:: RECORDS SHOWN ::

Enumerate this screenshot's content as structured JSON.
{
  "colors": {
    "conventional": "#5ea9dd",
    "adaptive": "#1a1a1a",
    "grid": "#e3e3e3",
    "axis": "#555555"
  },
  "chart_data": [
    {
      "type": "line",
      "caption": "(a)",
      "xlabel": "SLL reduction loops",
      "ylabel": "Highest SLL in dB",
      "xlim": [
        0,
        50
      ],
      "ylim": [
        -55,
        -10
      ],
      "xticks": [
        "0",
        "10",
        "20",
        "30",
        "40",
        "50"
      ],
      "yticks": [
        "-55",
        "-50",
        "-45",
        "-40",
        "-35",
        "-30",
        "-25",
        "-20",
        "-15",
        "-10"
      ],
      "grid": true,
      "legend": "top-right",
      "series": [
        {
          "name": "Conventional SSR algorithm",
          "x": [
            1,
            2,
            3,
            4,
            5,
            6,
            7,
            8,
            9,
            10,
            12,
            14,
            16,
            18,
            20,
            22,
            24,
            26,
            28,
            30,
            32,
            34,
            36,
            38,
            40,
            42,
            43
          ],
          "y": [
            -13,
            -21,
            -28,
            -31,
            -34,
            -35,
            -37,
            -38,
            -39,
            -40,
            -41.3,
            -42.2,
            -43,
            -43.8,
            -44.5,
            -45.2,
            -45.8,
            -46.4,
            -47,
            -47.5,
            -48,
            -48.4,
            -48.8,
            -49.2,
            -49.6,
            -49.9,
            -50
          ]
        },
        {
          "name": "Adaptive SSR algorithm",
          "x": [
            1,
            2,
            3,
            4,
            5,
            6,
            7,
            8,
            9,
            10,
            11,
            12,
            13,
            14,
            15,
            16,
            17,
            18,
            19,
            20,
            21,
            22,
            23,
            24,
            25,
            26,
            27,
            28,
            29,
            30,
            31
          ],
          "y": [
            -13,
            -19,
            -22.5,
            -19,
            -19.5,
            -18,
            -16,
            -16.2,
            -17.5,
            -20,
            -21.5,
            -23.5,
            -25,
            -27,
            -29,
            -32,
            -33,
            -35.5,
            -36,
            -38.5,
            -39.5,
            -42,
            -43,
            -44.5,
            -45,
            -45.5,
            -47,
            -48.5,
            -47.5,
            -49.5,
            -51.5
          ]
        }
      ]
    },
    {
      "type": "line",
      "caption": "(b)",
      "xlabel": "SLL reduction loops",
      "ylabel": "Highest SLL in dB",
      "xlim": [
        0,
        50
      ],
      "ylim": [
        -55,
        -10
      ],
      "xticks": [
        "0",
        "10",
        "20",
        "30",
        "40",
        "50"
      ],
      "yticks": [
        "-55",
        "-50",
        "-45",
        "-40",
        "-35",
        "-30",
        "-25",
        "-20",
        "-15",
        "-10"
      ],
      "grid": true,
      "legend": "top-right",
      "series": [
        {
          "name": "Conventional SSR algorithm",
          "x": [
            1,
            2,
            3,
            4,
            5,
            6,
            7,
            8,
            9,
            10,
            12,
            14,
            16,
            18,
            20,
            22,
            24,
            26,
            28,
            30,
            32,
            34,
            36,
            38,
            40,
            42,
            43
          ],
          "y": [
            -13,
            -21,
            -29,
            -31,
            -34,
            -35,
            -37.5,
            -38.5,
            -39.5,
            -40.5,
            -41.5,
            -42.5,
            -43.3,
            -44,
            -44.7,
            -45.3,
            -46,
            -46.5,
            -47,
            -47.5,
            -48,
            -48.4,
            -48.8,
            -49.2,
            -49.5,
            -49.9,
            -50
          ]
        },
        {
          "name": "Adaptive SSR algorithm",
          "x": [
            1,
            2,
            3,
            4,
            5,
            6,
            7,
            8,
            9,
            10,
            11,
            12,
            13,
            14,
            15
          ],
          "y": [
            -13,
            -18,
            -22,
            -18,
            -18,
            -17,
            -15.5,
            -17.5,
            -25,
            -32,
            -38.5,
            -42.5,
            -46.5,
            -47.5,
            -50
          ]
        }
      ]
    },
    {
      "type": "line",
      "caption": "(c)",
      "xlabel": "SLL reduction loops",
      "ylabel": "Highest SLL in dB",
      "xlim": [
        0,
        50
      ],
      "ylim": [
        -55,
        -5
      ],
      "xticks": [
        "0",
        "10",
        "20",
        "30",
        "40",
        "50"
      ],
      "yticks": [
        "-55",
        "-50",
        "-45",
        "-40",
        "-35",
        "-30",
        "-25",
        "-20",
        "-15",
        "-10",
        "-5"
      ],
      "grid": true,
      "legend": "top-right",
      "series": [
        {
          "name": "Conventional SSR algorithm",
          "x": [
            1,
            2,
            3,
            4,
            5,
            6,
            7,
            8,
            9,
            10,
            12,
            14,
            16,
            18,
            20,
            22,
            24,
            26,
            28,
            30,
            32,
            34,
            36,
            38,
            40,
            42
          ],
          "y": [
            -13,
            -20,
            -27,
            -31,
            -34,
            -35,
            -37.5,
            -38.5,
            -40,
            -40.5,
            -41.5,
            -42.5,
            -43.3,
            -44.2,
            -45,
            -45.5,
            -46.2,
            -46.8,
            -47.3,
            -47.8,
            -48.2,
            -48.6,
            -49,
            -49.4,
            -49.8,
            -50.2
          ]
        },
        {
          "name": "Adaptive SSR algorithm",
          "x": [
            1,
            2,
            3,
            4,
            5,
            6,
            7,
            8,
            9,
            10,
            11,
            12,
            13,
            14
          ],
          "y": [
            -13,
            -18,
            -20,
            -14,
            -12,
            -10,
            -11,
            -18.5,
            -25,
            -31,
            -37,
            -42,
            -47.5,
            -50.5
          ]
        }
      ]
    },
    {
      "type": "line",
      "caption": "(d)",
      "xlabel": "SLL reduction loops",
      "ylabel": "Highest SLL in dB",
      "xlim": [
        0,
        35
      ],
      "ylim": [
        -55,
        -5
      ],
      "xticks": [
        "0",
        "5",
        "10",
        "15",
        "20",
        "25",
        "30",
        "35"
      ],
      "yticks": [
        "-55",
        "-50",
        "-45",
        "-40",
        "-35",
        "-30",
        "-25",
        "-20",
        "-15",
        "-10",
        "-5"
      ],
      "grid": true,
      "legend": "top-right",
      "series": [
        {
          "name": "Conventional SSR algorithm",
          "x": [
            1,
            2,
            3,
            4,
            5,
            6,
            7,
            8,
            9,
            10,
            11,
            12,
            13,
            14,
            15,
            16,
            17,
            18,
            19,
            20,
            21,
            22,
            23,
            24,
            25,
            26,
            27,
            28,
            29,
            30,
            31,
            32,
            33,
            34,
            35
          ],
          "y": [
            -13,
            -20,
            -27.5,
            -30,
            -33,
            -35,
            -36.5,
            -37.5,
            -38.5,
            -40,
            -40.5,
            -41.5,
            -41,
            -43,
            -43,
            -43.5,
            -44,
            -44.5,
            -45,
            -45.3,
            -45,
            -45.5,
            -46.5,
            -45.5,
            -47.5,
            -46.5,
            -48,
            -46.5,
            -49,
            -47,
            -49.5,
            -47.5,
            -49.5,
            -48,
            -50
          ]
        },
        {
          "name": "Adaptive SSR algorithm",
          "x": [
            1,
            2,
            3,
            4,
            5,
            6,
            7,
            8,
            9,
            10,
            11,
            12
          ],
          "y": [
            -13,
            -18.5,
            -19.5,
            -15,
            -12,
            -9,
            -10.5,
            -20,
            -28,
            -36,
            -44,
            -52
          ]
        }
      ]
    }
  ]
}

:::

* **STATED PROBLEM**: Extract the whole listing, character for character.

* **RESPONSE FOR THIS EXERCISE**:
Enumerate this screenshot's content as structured JSON.
{
  "colors": {
    "conventional": "#5ea9dd",
    "adaptive": "#1a1a1a",
    "grid": "#e3e3e3",
    "axis": "#555555"
  },
  "chart_data": [
    {
      "type": "line",
      "caption": "(a)",
      "xlabel": "SLL reduction loops",
      "ylabel": "Highest SLL in dB",
      "xlim": [
        0,
        50
      ],
      "ylim": [
        -55,
        -10
      ],
      "xticks": [
        "0",
        "10",
        "20",
        "30",
        "40",
        "50"
      ],
      "yticks": [
        "-55",
        "-50",
        "-45",
        "-40",
        "-35",
        "-30",
        "-25",
        "-20",
        "-15",
        "-10"
      ],
      "grid": true,
      "legend": "top-right",
      "series": [
        {
          "name": "Conventional SSR algorithm",
          "x": [
            1,
            2,
            3,
            4,
            5,
            6,
            7,
            8,
            9,
            10,
            12,
            14,
            16,
            18,
            20,
            22,
            24,
            26,
            28,
            30,
            32,
            34,
            36,
            38,
            40,
            42,
            43
          ],
          "y": [
            -13,
            -21,
            -28,
            -31,
            -34,
            -35,
            -37,
            -38,
            -39,
            -40,
            -41.3,
            -42.2,
            -43,
            -43.8,
            -44.5,
            -45.2,
            -45.8,
            -46.4,
            -47,
            -47.5,
            -48,
            -48.4,
            -48.8,
            -49.2,
            -49.6,
            -49.9,
            -50
          ]
        },
        {
          "name": "Adaptive SSR algorithm",
          "x": [
            1,
            2,
            3,
            4,
            5,
            6,
            7,
            8,
            9,
            10,
            11,
            12,
            13,
            14,
            15,
            16,
            17,
            18,
            19,
            20,
            21,
            22,
            23,
            24,
            25,
            26,
            27,
            28,
            29,
            30,
            31
          ],
          "y": [
            -13,
            -19,
            -22.5,
            -19,
            -19.5,
            -18,
            -16,
            -16.2,
            -17.5,
            -20,
            -21.5,
            -23.5,
            -25,
            -27,
            -29,
            -32,
            -33,
            -35.5,
            -36,
            -38.5,
            -39.5,
            -42,
            -43,
            -44.5,
            -45,
            -45.5,
            -47,
            -48.5,
            -47.5,
            -49.5,
            -51.5
          ]
        }
      ]
    },
    {
      "type": "line",
      "caption": "(b)",
      "xlabel": "SLL reduction loops",
      "ylabel": "Highest SLL in dB",
      "xlim": [
        0,
        50
      ],
      "ylim": [
        -55,
        -10
      ],
      "xticks": [
        "0",
        "10",
        "20",
        "30",
        "40",
        "50"
      ],
      "yticks": [
        "-55",
        "-50",
        "-45",
        "-40",
        "-35",
        "-30",
        "-25",
        "-20",
        "-15",
        "-10"
      ],
      "grid": true,
      "legend": "top-right",
      "series": [
        {
          "name": "Conventional SSR algorithm",
          "x": [
            1,
            2,
            3,
            4,
            5,
            6,
            7,
            8,
            9,
            10,
            12,
            14,
            16,
            18,
            20,
            22,
            24,
            26,
            28,
            30,
            32,
            34,
            36,
            38,
            40,
            42,
            43
          ],
          "y": [
            -13,
            -21,
            -29,
            -31,
            -34,
            -35,
            -37.5,
            -38.5,
            -39.5,
            -40.5,
            -41.5,
            -42.5,
            -43.3,
            -44,
            -44.7,
            -45.3,
            -46,
            -46.5,
            -47,
            -47.5,
            -48,
            -48.4,
            -48.8,
            -49.2,
            -49.5,
            -49.9,
            -50
          ]
        },
        {
          "name": "Adaptive SSR algorithm",
          "x": [
            1,
            2,
            3,
            4,
            5,
            6,
            7,
            8,
            9,
            10,
            11,
            12,
            13,
            14,
            15
          ],
          "y": [
            -13,
            -18,
            -22,
            -18,
            -18,
            -17,
            -15.5,
            -17.5,
            -25,
            -32,
            -38.5,
            -42.5,
            -46.5,
            -47.5,
            -50
          ]
        }
      ]
    },
    {
      "type": "line",
      "caption": "(c)",
      "xlabel": "SLL reduction loops",
      "ylabel": "Highest SLL in dB",
      "xlim": [
        0,
        50
      ],
      "ylim": [
        -55,
        -5
      ],
      "xticks": [
        "0",
        "10",
        "20",
        "30",
        "40",
        "50"
      ],
      "yticks": [
        "-55",
        "-50",
        "-45",
        "-40",
        "-35",
        "-30",
        "-25",
        "-20",
        "-15",
        "-10",
        "-5"
      ],
      "grid": true,
      "legend": "top-right",
      "series": [
        {
          "name": "Conventional SSR algorithm",
          "x": [
            1,
            2,
            3,
            4,
            5,
            6,
            7,
            8,
            9,
            10,
            12,
            14,
            16,
            18,
            20,
            22,
            24,
            26,
            28,
            30,
            32,
            34,
            36,
            38,
            40,
            42
          ],
          "y": [
            -13,
            -20,
            -27,
            -31,
            -34,
            -35,
            -37.5,
            -38.5,
            -40,
            -40.5,
            -41.5,
            -42.5,
            -43.3,
            -44.2,
            -45,
            -45.5,
            -46.2,
            -46.8,
            -47.3,
            -47.8,
            -48.2,
            -48.6,
            -49,
            -49.4,
            -49.8,
            -50.2
          ]
        },
        {
          "name": "Adaptive SSR algorithm",
          "x": [
            1,
            2,
            3,
            4,
            5,
            6,
            7,
            8,
            9,
            10,
            11,
            12,
            13,
            14
          ],
          "y": [
            -13,
            -18,
            -20,
            -14,
            -12,
            -10,
            -11,
            -18.5,
            -25,
            -31,
            -37,
            -42,
            -47.5,
            -50.5
          ]
        }
      ]
    },
    {
      "type": "line",
      "caption": "(d)",
      "xlabel": "SLL reduction loops",
      "ylabel": "Highest SLL in dB",
      "xlim": [
        0,
        35
      ],
      "ylim": [
        -55,
        -5
      ],
      "xticks": [
        "0",
        "5",
        "10",
        "15",
        "20",
        "25",
        "30",
        "35"
      ],
      "yticks": [
        "-55",
        "-50",
        "-45",
        "-40",
        "-35",
        "-30",
        "-25",
        "-20",
        "-15",
        "-10",
        "-5"
      ],
      "grid": true,
      "legend": "top-right",
      "series": [
        {
          "name": "Conventional SSR algorithm",
          "x": [
            1,
            2,
            3,
            4,
            5,
            6,
            7,
            8,
            9,
            10,
            11,
            12,
            13,
            14,
            15,
            16,
            17,
            18,
            19,
            20,
            21,
            22,
            23,
            24,
            25,
            26,
            27,
            28,
            29,
            30,
            31,
            32,
            33,
            34,
            35
          ],
          "y": [
            -13,
            -20,
            -27.5,
            -30,
            -33,
            -35,
            -36.5,
            -37.5,
            -38.5,
            -40,
            -40.5,
            -41.5,
            -41,
            -43,
            -43,
            -43.5,
            -44,
            -44.5,
            -45,
            -45.3,
            -45,
            -45.5,
            -46.5,
            -45.5,
            -47.5,
            -46.5,
            -48,
            -46.5,
            -49,
            -47,
            -49.5,
            -47.5,
            -49.5,
            -48,
            -50
          ]
        },
        {
          "name": "Adaptive SSR algorithm",
          "x": [
            1,
            2,
            3,
            4,
            5,
            6,
            7,
            8,
            9,
            10,
            11,
            12
          ],
          "y": [
            -13,
            -18.5,
            -19.5,
            -15,
            -12,
            -9,
            -10.5,
            -20,
            -28,
            -36,
            -44,
            -52
          ]
        }
      ]
    }
  ]
}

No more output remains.